(Dataset records)
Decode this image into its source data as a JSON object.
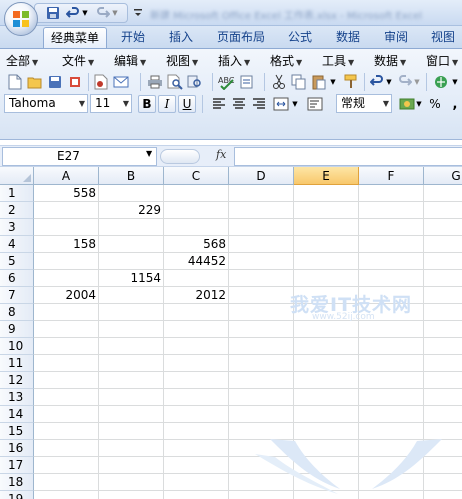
{
  "title_bar": {
    "blurred_title": "新建 Microsoft Office Excel 工作表.xlsx - Microsoft Excel"
  },
  "tabs": [
    {
      "label": "经典菜单",
      "active": true
    },
    {
      "label": "开始",
      "active": false
    },
    {
      "label": "插入",
      "active": false
    },
    {
      "label": "页面布局",
      "active": false
    },
    {
      "label": "公式",
      "active": false
    },
    {
      "label": "数据",
      "active": false
    },
    {
      "label": "审阅",
      "active": false
    },
    {
      "label": "视图",
      "active": false
    }
  ],
  "menu": [
    "全部",
    "文件",
    "编辑",
    "视图",
    "插入",
    "格式",
    "工具",
    "数据",
    "窗口"
  ],
  "formatting": {
    "font_name": "Tahoma",
    "font_size": "11",
    "bold": "B",
    "italic": "I",
    "underline": "U",
    "number_format": "常规",
    "percent": "%"
  },
  "formula_bar": {
    "name_box": "E27",
    "fx_label": "fx",
    "formula": ""
  },
  "grid": {
    "selected_column": "E",
    "columns": [
      "A",
      "B",
      "C",
      "D",
      "E",
      "F",
      "G"
    ],
    "rows": [
      "1",
      "2",
      "3",
      "4",
      "5",
      "6",
      "7",
      "8",
      "9",
      "10",
      "11",
      "12",
      "13",
      "14",
      "15",
      "16",
      "17",
      "18",
      "19"
    ],
    "cells": {
      "A1": "558",
      "B2": "229",
      "A4": "158",
      "C4": "568",
      "C5": "44452",
      "B6": "1154",
      "A7": "2004",
      "C7": "2012"
    }
  },
  "watermark": {
    "text": "我爱IT技术网",
    "url": "www.52ij.com"
  },
  "colors": {
    "accent": "#15428b",
    "selected_header": "#f8c86c",
    "grid_line": "#dadcdd",
    "header_border": "#9eb6ce"
  }
}
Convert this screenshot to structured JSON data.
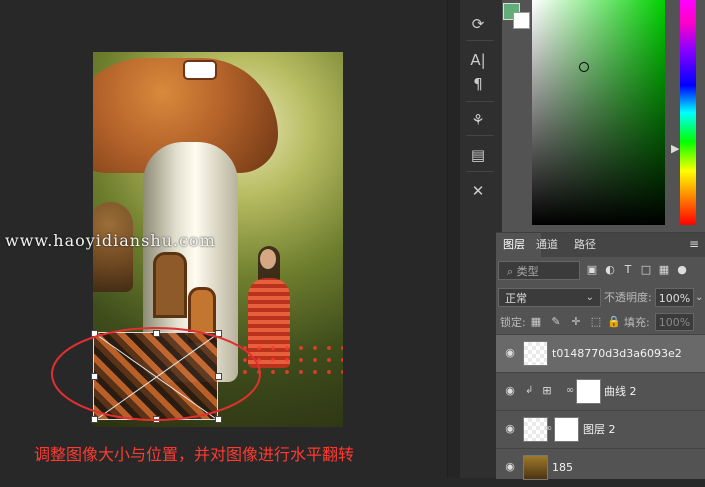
{
  "canvas": {
    "watermark": "www.haoyidianshu.com",
    "caption": "调整图像大小与位置，并对图像进行水平翻转"
  },
  "toolbar": {
    "icons": [
      "history-brush-icon",
      "character-icon",
      "paragraph-icon",
      "clone-source-icon",
      "layer-comps-icon",
      "tools-icon"
    ],
    "character_label": "A|",
    "paragraph_label": "¶"
  },
  "color_picker": {
    "foreground_color": "#62ad79",
    "background_color": "#ffffff"
  },
  "layers_panel": {
    "tabs": [
      "图层",
      "通道",
      "路径"
    ],
    "menu_icon": "≡",
    "search_placeholder": "类型",
    "filter_icons": [
      "image-filter-icon",
      "adjustment-filter-icon",
      "type-filter-icon",
      "shape-filter-icon",
      "smart-object-filter-icon",
      "filter-toggle-icon"
    ],
    "blend_mode": "正常",
    "opacity_label": "不透明度:",
    "opacity_value": "100%",
    "lock_label": "锁定:",
    "fill_label": "填充:",
    "fill_value": "100%",
    "layers": [
      {
        "name": "t0148770d3d3a6093e2",
        "selected": true
      },
      {
        "name": "曲线 2",
        "selected": false
      },
      {
        "name": "图层 2",
        "selected": false
      },
      {
        "name": "185",
        "selected": false
      }
    ]
  }
}
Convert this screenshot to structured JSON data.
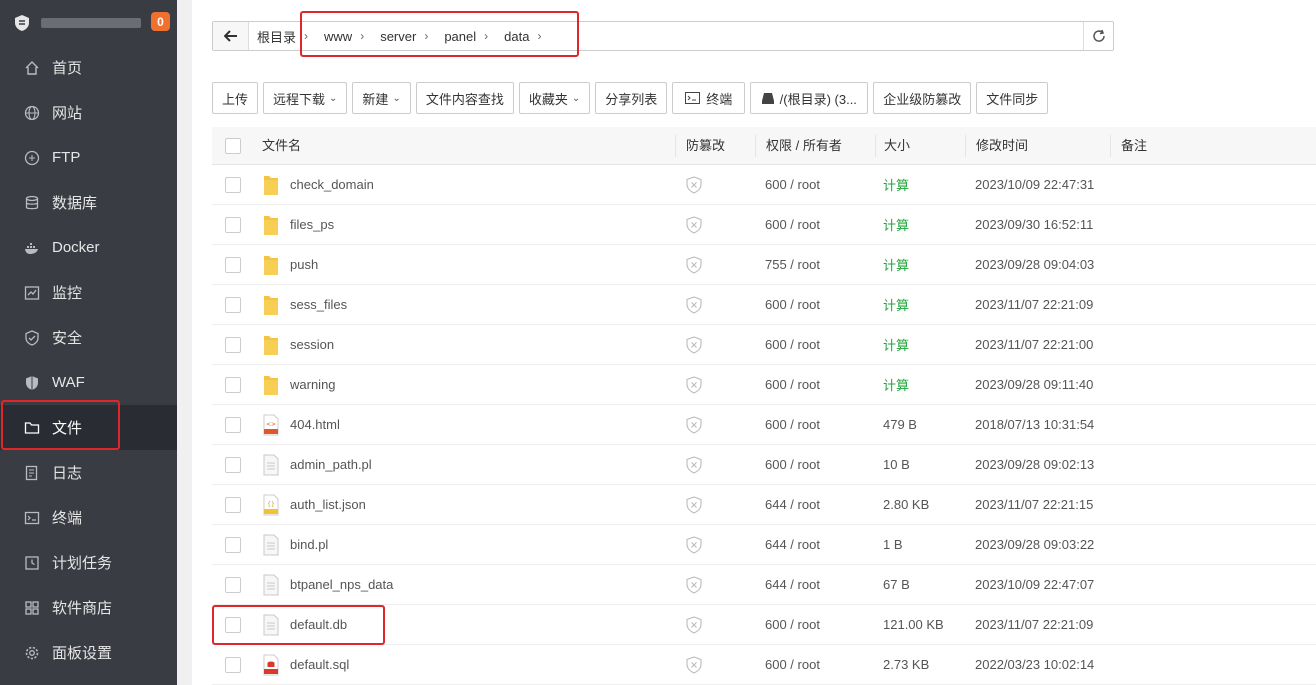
{
  "sidebar": {
    "badge": "0",
    "items": [
      {
        "label": "首页",
        "icon": "home-icon"
      },
      {
        "label": "网站",
        "icon": "globe-icon"
      },
      {
        "label": "FTP",
        "icon": "ftp-icon"
      },
      {
        "label": "数据库",
        "icon": "database-icon"
      },
      {
        "label": "Docker",
        "icon": "docker-icon"
      },
      {
        "label": "监控",
        "icon": "monitor-icon"
      },
      {
        "label": "安全",
        "icon": "shield-icon"
      },
      {
        "label": "WAF",
        "icon": "waf-shield-icon"
      },
      {
        "label": "文件",
        "icon": "folder-icon"
      },
      {
        "label": "日志",
        "icon": "log-icon"
      },
      {
        "label": "终端",
        "icon": "terminal-icon"
      },
      {
        "label": "计划任务",
        "icon": "clock-icon"
      },
      {
        "label": "软件商店",
        "icon": "grid-icon"
      },
      {
        "label": "面板设置",
        "icon": "gear-icon"
      }
    ],
    "active_index": 8
  },
  "path": {
    "crumbs": [
      "根目录",
      "www",
      "server",
      "panel",
      "data"
    ]
  },
  "toolbar": {
    "upload": "上传",
    "remote_download": "远程下载",
    "new": "新建",
    "content_search": "文件内容查找",
    "favorites": "收藏夹",
    "share_list": "分享列表",
    "terminal": "终端",
    "disk": "/(根目录) (3...",
    "tamper_proof": "企业级防篡改",
    "file_sync": "文件同步"
  },
  "table": {
    "headers": {
      "name": "文件名",
      "guard": "防篡改",
      "perm": "权限 / 所有者",
      "size": "大小",
      "mtime": "修改时间",
      "note": "备注"
    },
    "rows": [
      {
        "name": "check_domain",
        "type": "folder",
        "perm": "600 / root",
        "size": "计算",
        "mtime": "2023/10/09 22:47:31"
      },
      {
        "name": "files_ps",
        "type": "folder",
        "perm": "600 / root",
        "size": "计算",
        "mtime": "2023/09/30 16:52:11"
      },
      {
        "name": "push",
        "type": "folder",
        "perm": "755 / root",
        "size": "计算",
        "mtime": "2023/09/28 09:04:03"
      },
      {
        "name": "sess_files",
        "type": "folder",
        "perm": "600 / root",
        "size": "计算",
        "mtime": "2023/11/07 22:21:09"
      },
      {
        "name": "session",
        "type": "folder",
        "perm": "600 / root",
        "size": "计算",
        "mtime": "2023/11/07 22:21:00"
      },
      {
        "name": "warning",
        "type": "folder",
        "perm": "600 / root",
        "size": "计算",
        "mtime": "2023/09/28 09:11:40"
      },
      {
        "name": "404.html",
        "type": "html",
        "perm": "600 / root",
        "size": "479 B",
        "mtime": "2018/07/13 10:31:54"
      },
      {
        "name": "admin_path.pl",
        "type": "file",
        "perm": "600 / root",
        "size": "10 B",
        "mtime": "2023/09/28 09:02:13"
      },
      {
        "name": "auth_list.json",
        "type": "json",
        "perm": "644 / root",
        "size": "2.80 KB",
        "mtime": "2023/11/07 22:21:15"
      },
      {
        "name": "bind.pl",
        "type": "file",
        "perm": "644 / root",
        "size": "1 B",
        "mtime": "2023/09/28 09:03:22"
      },
      {
        "name": "btpanel_nps_data",
        "type": "file",
        "perm": "644 / root",
        "size": "67 B",
        "mtime": "2023/10/09 22:47:07"
      },
      {
        "name": "default.db",
        "type": "file",
        "perm": "600 / root",
        "size": "121.00 KB",
        "mtime": "2023/11/07 22:21:09"
      },
      {
        "name": "default.sql",
        "type": "sql",
        "perm": "600 / root",
        "size": "2.73 KB",
        "mtime": "2022/03/23 10:02:14"
      }
    ]
  },
  "colors": {
    "sidebar_bg": "#3a3c44",
    "active_bg": "#2a2c33",
    "accent_green": "#20a53a",
    "highlight_red": "#e0262a",
    "badge_orange": "#f0702e",
    "folder_yellow": "#f5c342"
  }
}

■ **EXERCISE DESCRIPTION**
Repeat the full listing above exactly, with no pictures in the copy.

■ **FINAL RESULT**
Decode this image into its source data as a JSON object.
{
  "title_bar": {
    "blurred_title": "新建 Microsoft Office Excel 工作表.xlsx - Microsoft Excel"
  },
  "tabs": [
    {
      "label": "经典菜单",
      "active": true
    },
    {
      "label": "开始",
      "active": false
    },
    {
      "label": "插入",
      "active": false
    },
    {
      "label": "页面布局",
      "active": false
    },
    {
      "label": "公式",
      "active": false
    },
    {
      "label": "数据",
      "active": false
    },
    {
      "label": "审阅",
      "active": false
    },
    {
      "label": "视图",
      "active": false
    }
  ],
  "menu": [
    "全部",
    "文件",
    "编辑",
    "视图",
    "插入",
    "格式",
    "工具",
    "数据",
    "窗口"
  ],
  "formatting": {
    "font_name": "Tahoma",
    "font_size": "11",
    "bold": "B",
    "italic": "I",
    "underline": "U",
    "number_format": "常规",
    "percent": "%"
  },
  "formula_bar": {
    "name_box": "E27",
    "fx_label": "fx",
    "formula": ""
  },
  "grid": {
    "selected_column": "E",
    "columns": [
      "A",
      "B",
      "C",
      "D",
      "E",
      "F",
      "G"
    ],
    "rows": [
      "1",
      "2",
      "3",
      "4",
      "5",
      "6",
      "7",
      "8",
      "9",
      "10",
      "11",
      "12",
      "13",
      "14",
      "15",
      "16",
      "17",
      "18",
      "19"
    ],
    "cells": {
      "A1": "558",
      "B2": "229",
      "A4": "158",
      "C4": "568",
      "C5": "44452",
      "B6": "1154",
      "A7": "2004",
      "C7": "2012"
    }
  },
  "watermark": {
    "text": "我爱IT技术网",
    "url": "www.52ij.com"
  },
  "colors": {
    "accent": "#15428b",
    "selected_header": "#f8c86c",
    "grid_line": "#dadcdd",
    "header_border": "#9eb6ce"
  }
}
Convert this screenshot to structured JSON data.
{
  "canvas": {
    "watermark": "www.haoyidianshu.com",
    "caption": "调整图像大小与位置，并对图像进行水平翻转"
  },
  "toolbar": {
    "icons": [
      "history-brush-icon",
      "character-icon",
      "paragraph-icon",
      "clone-source-icon",
      "layer-comps-icon",
      "tools-icon"
    ],
    "character_label": "A|",
    "paragraph_label": "¶"
  },
  "color_picker": {
    "foreground_color": "#62ad79",
    "background_color": "#ffffff"
  },
  "layers_panel": {
    "tabs": [
      "图层",
      "通道",
      "路径"
    ],
    "menu_icon": "≡",
    "search_placeholder": "类型",
    "filter_icons": [
      "image-filter-icon",
      "adjustment-filter-icon",
      "type-filter-icon",
      "shape-filter-icon",
      "smart-object-filter-icon",
      "filter-toggle-icon"
    ],
    "blend_mode": "正常",
    "opacity_label": "不透明度:",
    "opacity_value": "100%",
    "lock_label": "锁定:",
    "fill_label": "填充:",
    "fill_value": "100%",
    "layers": [
      {
        "name": "t0148770d3d3a6093e2",
        "selected": true
      },
      {
        "name": "曲线 2",
        "selected": false
      },
      {
        "name": "图层 2",
        "selected": false
      },
      {
        "name": "185",
        "selected": false
      }
    ]
  }
}
Convert this screenshot to structured JSON data.
{
  "sidebar": {
    "badge": "0",
    "items": [
      {
        "label": "首页",
        "icon": "home-icon"
      },
      {
        "label": "网站",
        "icon": "globe-icon"
      },
      {
        "label": "FTP",
        "icon": "ftp-icon"
      },
      {
        "label": "数据库",
        "icon": "database-icon"
      },
      {
        "label": "Docker",
        "icon": "docker-icon"
      },
      {
        "label": "监控",
        "icon": "monitor-icon"
      },
      {
        "label": "安全",
        "icon": "shield-icon"
      },
      {
        "label": "WAF",
        "icon": "waf-shield-icon"
      },
      {
        "label": "文件",
        "icon": "folder-icon"
      },
      {
        "label": "日志",
        "icon": "log-icon"
      },
      {
        "label": "终端",
        "icon": "terminal-icon"
      },
      {
        "label": "计划任务",
        "icon": "clock-icon"
      },
      {
        "label": "软件商店",
        "icon": "grid-icon"
      },
      {
        "label": "面板设置",
        "icon": "gear-icon"
      }
    ],
    "active_index": 8
  },
  "path": {
    "crumbs": [
      "根目录",
      "www",
      "server",
      "panel",
      "data"
    ]
  },
  "toolbar": {
    "upload": "上传",
    "remote_download": "远程下载",
    "new": "新建",
    "content_search": "文件内容查找",
    "favorites": "收藏夹",
    "share_list": "分享列表",
    "terminal": "终端",
    "disk": "/(根目录) (3...",
    "tamper_proof": "企业级防篡改",
    "file_sync": "文件同步"
  },
  "table": {
    "headers": {
      "name": "文件名",
      "guard": "防篡改",
      "perm": "权限 / 所有者",
      "size": "大小",
      "mtime": "修改时间",
      "note": "备注"
    },
    "rows": [
      {
        "name": "check_domain",
        "type": "folder",
        "perm": "600 / root",
        "size": "计算",
        "mtime": "2023/10/09 22:47:31"
      },
      {
        "name": "files_ps",
        "type": "folder",
        "perm": "600 / root",
        "size": "计算",
        "mtime": "2023/09/30 16:52:11"
      },
      {
        "name": "push",
        "type": "folder",
        "perm": "755 / root",
        "size": "计算",
        "mtime": "2023/09/28 09:04:03"
      },
      {
        "name": "sess_files",
        "type": "folder",
        "perm": "600 / root",
        "size": "计算",
        "mtime": "2023/11/07 22:21:09"
      },
      {
        "name": "session",
        "type": "folder",
        "perm": "600 / root",
        "size": "计算",
        "mtime": "2023/11/07 22:21:00"
      },
      {
        "name": "warning",
        "type": "folder",
        "perm": "600 / root",
        "size": "计算",
        "mtime": "2023/09/28 09:11:40"
      },
      {
        "name": "404.html",
        "type": "html",
        "perm": "600 / root",
        "size": "479 B",
        "mtime": "2018/07/13 10:31:54"
      },
      {
        "name": "admin_path.pl",
        "type": "file",
        "perm": "600 / root",
        "size": "10 B",
        "mtime": "2023/09/28 09:02:13"
      },
      {
        "name": "auth_list.json",
        "type": "json",
        "perm": "644 / root",
        "size": "2.80 KB",
        "mtime": "2023/11/07 22:21:15"
      },
      {
        "name": "bind.pl",
        "type": "file",
        "perm": "644 / root",
        "size": "1 B",
        "mtime": "2023/09/28 09:03:22"
      },
      {
        "name": "btpanel_nps_data",
        "type": "file",
        "perm": "644 / root",
        "size": "67 B",
        "mtime": "2023/10/09 22:47:07"
      },
      {
        "name": "default.db",
        "type": "file",
        "perm": "600 / root",
        "size": "121.00 KB",
        "mtime": "2023/11/07 22:21:09"
      },
      {
        "name": "default.sql",
        "type": "sql",
        "perm": "600 / root",
        "size": "2.73 KB",
        "mtime": "2022/03/23 10:02:14"
      }
    ]
  },
  "colors": {
    "sidebar_bg": "#3a3c44",
    "active_bg": "#2a2c33",
    "accent_green": "#20a53a",
    "highlight_red": "#e0262a",
    "badge_orange": "#f0702e",
    "folder_yellow": "#f5c342"
  }
}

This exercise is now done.